▶ [TO DO] Quote every line below exactly as it reads.

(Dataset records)
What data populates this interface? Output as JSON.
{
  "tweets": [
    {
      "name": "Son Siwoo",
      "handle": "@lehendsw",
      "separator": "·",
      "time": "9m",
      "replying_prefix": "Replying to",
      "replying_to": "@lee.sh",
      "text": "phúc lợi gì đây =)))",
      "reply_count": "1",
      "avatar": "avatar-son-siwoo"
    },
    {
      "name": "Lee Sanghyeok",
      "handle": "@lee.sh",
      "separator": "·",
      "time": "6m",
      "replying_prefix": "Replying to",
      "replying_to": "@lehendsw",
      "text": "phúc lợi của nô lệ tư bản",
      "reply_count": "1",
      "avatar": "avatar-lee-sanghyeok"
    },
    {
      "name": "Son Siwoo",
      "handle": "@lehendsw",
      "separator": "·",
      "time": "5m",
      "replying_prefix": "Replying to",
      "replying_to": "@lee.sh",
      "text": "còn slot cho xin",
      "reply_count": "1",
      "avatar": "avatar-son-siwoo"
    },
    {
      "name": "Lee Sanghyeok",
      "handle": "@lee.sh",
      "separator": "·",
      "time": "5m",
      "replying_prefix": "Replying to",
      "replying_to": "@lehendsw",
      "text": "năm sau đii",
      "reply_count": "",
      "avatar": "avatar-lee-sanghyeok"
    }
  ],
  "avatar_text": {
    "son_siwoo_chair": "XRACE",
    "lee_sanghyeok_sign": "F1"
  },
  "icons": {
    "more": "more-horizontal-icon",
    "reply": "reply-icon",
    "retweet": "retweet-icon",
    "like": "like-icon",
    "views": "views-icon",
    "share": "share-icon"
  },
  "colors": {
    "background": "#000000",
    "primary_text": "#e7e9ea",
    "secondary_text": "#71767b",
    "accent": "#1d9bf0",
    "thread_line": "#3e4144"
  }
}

▶ [REPLY]
What data populates this interface? Output as JSON.
{
  "tweets": [
    {
      "name": "Son Siwoo",
      "handle": "@lehendsw",
      "separator": "·",
      "time": "9m",
      "replying_prefix": "Replying to",
      "replying_to": "@lee.sh",
      "text": "phúc lợi gì đây =)))",
      "reply_count": "1",
      "avatar": "avatar-son-siwoo"
    },
    {
      "name": "Lee Sanghyeok",
      "handle": "@lee.sh",
      "separator": "·",
      "time": "6m",
      "replying_prefix": "Replying to",
      "replying_to": "@lehendsw",
      "text": "phúc lợi của nô lệ tư bản",
      "reply_count": "1",
      "avatar": "avatar-lee-sanghyeok"
    },
    {
      "name": "Son Siwoo",
      "handle": "@lehendsw",
      "separator": "·",
      "time": "5m",
      "replying_prefix": "Replying to",
      "replying_to": "@lee.sh",
      "text": "còn slot cho xin",
      "reply_count": "1",
      "avatar": "avatar-son-siwoo"
    },
    {
      "name": "Lee Sanghyeok",
      "handle": "@lee.sh",
      "separator": "·",
      "time": "5m",
      "replying_prefix": "Replying to",
      "replying_to": "@lehendsw",
      "text": "năm sau đii",
      "reply_count": "",
      "avatar": "avatar-lee-sanghyeok"
    }
  ],
  "avatar_text": {
    "son_siwoo_chair": "XRACE",
    "lee_sanghyeok_sign": "F1"
  },
  "icons": {
    "more": "more-horizontal-icon",
    "reply": "reply-icon",
    "retweet": "retweet-icon",
    "like": "like-icon",
    "views": "views-icon",
    "share": "share-icon"
  },
  "colors": {
    "background": "#000000",
    "primary_text": "#e7e9ea",
    "secondary_text": "#71767b",
    "accent": "#1d9bf0",
    "thread_line": "#3e4144"
  }
}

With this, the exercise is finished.